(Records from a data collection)
☆ ☆ ☆ ☆ ☆ ☆ ☆
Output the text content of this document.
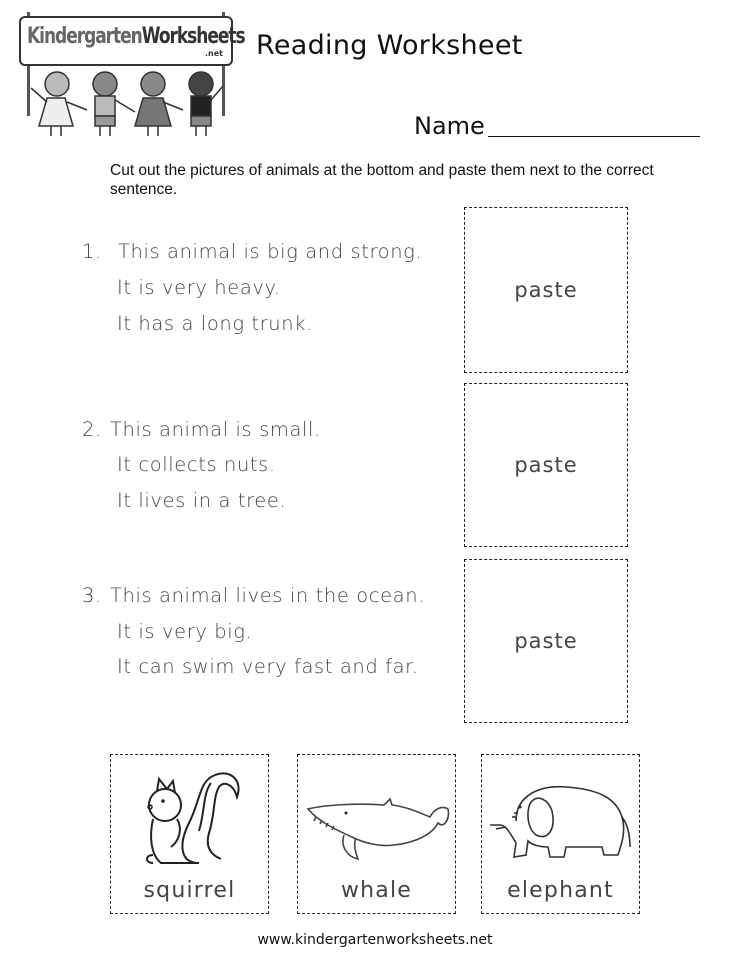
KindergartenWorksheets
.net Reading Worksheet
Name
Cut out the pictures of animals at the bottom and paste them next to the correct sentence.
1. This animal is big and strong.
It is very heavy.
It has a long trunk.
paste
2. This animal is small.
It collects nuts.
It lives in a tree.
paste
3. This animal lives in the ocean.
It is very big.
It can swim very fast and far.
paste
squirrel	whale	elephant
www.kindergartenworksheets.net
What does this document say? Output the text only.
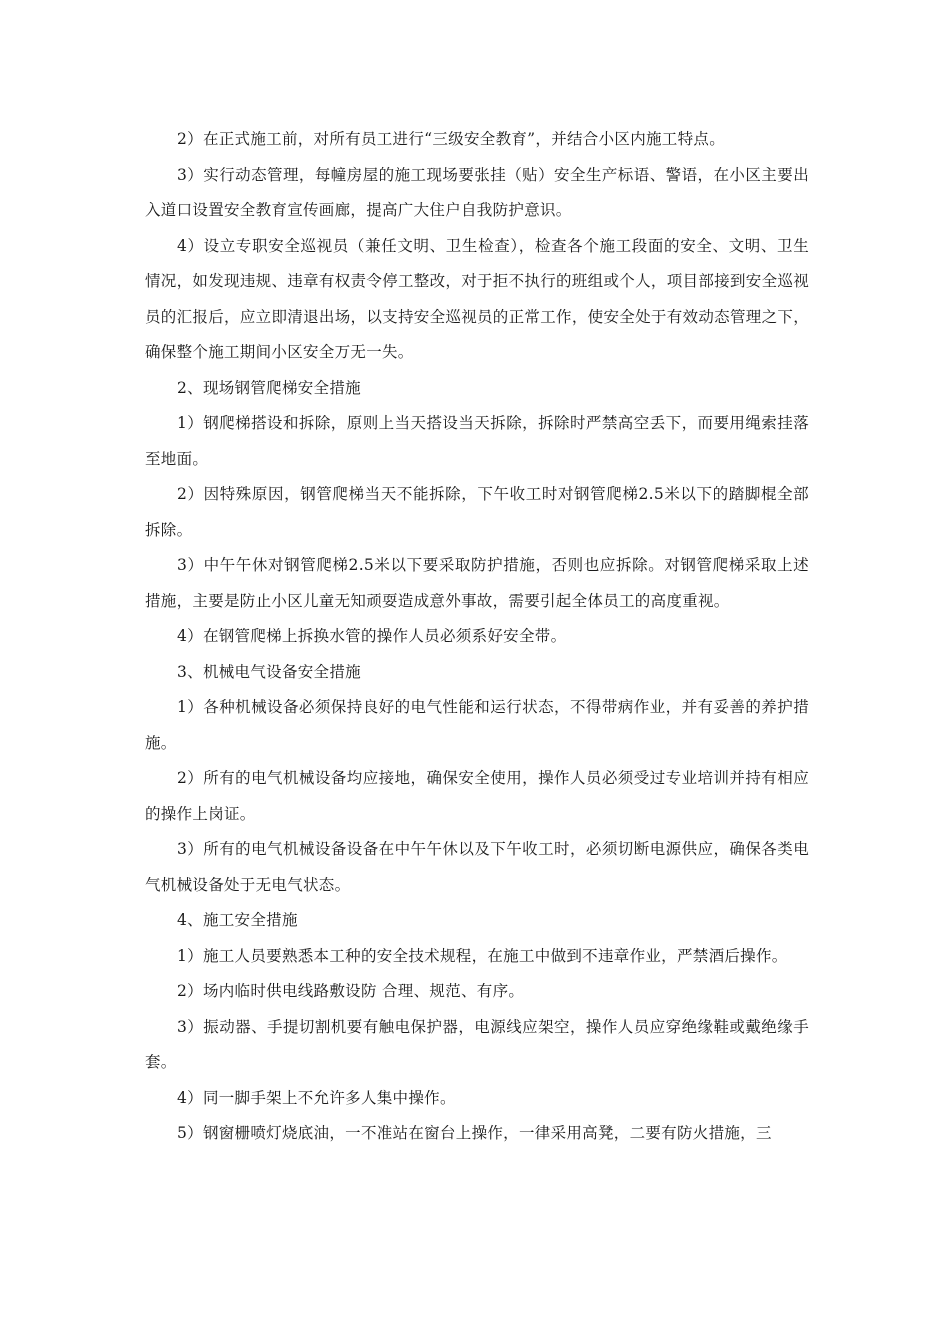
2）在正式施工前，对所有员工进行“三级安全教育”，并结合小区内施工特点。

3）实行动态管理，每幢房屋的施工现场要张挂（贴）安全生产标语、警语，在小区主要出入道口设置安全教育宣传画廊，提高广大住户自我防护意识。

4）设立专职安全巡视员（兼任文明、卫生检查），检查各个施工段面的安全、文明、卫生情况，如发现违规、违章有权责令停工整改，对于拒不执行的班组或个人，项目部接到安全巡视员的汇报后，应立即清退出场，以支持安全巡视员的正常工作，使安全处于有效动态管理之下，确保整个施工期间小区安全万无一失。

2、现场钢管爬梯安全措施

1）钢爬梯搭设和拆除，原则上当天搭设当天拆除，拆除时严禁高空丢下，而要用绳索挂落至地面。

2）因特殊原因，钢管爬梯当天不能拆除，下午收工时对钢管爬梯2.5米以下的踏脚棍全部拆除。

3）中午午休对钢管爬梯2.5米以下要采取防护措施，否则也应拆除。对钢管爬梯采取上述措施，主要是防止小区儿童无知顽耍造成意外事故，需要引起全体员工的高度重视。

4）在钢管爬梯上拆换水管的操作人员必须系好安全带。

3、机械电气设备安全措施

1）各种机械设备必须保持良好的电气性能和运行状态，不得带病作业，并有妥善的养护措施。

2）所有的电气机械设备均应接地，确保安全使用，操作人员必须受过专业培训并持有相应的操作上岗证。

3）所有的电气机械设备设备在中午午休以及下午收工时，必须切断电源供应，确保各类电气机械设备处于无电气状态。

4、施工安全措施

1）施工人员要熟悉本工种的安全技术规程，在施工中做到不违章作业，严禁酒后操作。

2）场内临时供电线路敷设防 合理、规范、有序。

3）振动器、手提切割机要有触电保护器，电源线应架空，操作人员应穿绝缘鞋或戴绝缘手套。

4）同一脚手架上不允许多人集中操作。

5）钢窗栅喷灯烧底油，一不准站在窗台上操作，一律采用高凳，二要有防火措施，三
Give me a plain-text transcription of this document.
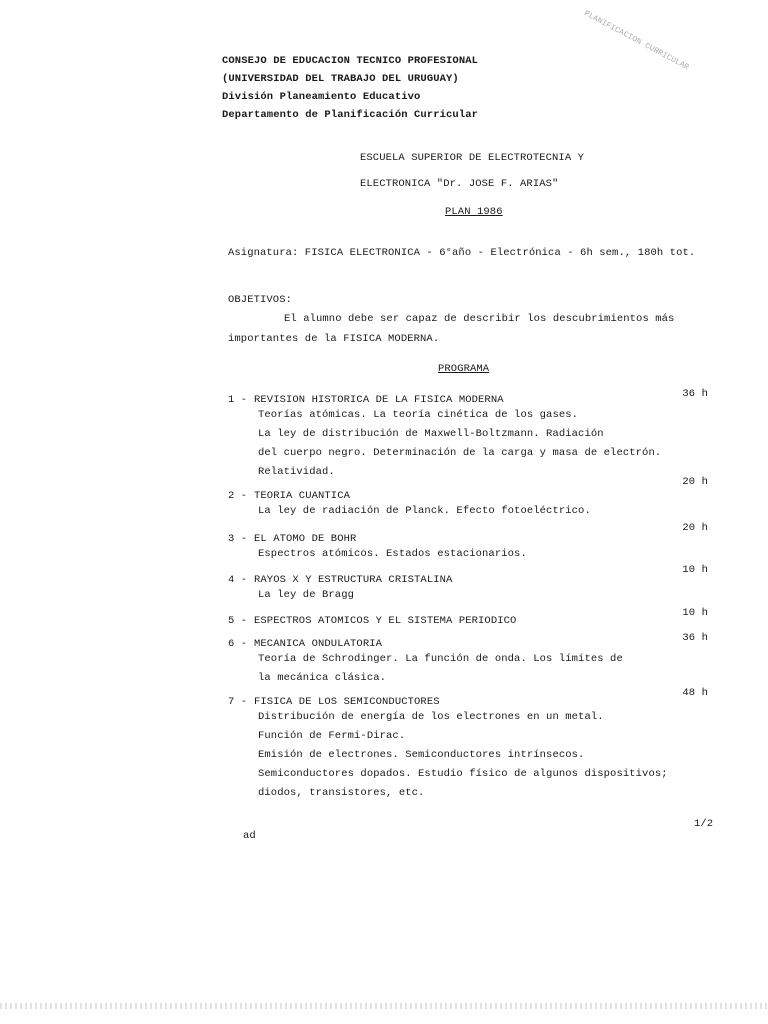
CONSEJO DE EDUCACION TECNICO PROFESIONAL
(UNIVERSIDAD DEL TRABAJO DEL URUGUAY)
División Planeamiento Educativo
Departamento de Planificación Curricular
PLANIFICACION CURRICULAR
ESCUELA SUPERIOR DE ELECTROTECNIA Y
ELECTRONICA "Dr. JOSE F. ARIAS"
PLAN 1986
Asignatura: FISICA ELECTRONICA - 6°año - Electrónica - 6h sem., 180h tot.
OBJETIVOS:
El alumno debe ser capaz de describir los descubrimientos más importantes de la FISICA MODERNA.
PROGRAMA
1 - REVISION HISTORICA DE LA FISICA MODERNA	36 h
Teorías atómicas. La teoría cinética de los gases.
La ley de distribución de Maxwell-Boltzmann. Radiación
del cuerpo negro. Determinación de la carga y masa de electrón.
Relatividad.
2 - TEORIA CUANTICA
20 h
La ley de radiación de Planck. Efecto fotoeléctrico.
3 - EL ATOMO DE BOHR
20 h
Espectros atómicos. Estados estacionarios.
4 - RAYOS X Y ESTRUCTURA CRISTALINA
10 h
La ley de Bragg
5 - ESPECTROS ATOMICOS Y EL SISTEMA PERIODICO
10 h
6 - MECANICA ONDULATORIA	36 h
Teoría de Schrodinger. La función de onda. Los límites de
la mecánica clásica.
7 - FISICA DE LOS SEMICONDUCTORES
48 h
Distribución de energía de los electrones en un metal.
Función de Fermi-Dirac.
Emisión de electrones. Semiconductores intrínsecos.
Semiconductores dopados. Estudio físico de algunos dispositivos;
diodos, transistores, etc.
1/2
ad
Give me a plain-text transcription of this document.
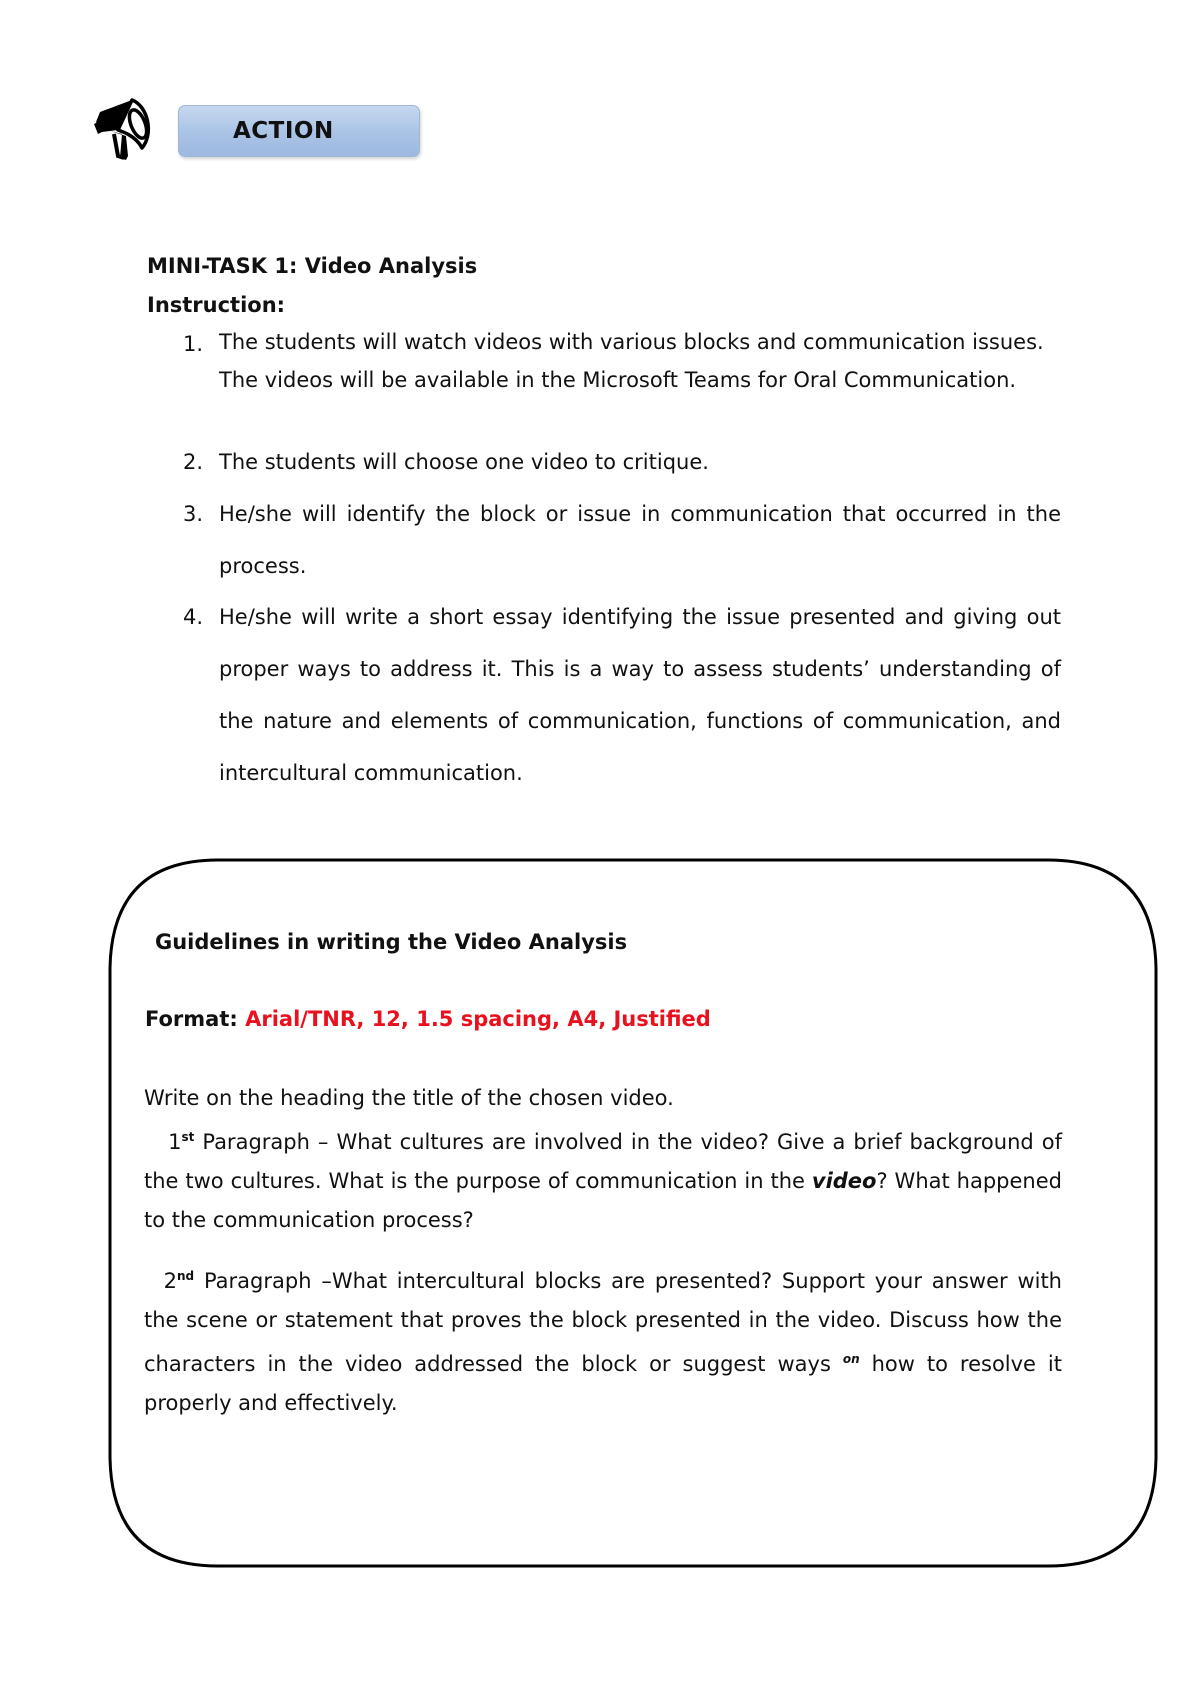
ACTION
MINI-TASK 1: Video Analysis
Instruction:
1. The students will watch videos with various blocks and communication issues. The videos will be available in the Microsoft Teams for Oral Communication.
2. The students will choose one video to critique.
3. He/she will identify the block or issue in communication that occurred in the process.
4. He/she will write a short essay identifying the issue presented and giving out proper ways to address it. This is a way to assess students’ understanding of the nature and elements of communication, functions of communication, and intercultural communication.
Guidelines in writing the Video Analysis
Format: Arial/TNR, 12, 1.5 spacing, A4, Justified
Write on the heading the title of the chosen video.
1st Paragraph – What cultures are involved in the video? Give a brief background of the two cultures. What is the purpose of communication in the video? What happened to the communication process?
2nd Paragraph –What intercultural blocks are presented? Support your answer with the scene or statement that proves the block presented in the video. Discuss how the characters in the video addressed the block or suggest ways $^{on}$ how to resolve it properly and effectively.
☆ ☆ ☆ ☆ ☆ ☆ ☆
**Instructions for the task**
Take each line of the material that contains the word "process" and list it.

**Exercise answer**
3. He/she will identify the block or issue in communication that occurred in the process.
1st Paragraph – What cultures are involved in the video? Give a brief background of the two cultures. What is the purpose of communication in the video? What happened to the communication process?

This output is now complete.